What is required:
Give every line from the entries that contains "name".

Supplied entries:
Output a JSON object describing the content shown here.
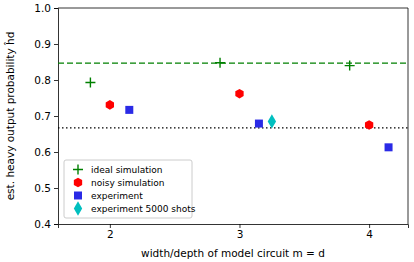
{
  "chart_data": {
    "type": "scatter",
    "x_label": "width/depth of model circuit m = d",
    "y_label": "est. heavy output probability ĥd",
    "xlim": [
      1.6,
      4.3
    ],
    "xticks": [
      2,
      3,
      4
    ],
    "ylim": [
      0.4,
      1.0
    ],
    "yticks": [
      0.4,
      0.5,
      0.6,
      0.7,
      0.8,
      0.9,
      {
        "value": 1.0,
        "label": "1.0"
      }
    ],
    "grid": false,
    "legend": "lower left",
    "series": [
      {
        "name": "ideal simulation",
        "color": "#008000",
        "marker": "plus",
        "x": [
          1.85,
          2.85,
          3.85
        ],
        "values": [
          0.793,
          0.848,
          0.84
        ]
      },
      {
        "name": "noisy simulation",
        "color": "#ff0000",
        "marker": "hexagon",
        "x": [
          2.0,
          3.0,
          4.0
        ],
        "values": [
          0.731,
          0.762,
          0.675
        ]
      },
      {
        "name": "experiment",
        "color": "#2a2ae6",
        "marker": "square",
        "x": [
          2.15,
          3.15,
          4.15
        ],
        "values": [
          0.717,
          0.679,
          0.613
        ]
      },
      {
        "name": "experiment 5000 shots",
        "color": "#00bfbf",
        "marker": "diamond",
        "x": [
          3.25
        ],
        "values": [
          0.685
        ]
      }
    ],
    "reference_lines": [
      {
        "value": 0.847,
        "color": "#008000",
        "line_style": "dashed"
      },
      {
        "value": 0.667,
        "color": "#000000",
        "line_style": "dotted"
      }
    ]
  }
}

Solved exercise:
        "name": "ideal simulation",
        "name": "noisy simulation",
        "name": "experiment",
        "name": "experiment 5000 shots",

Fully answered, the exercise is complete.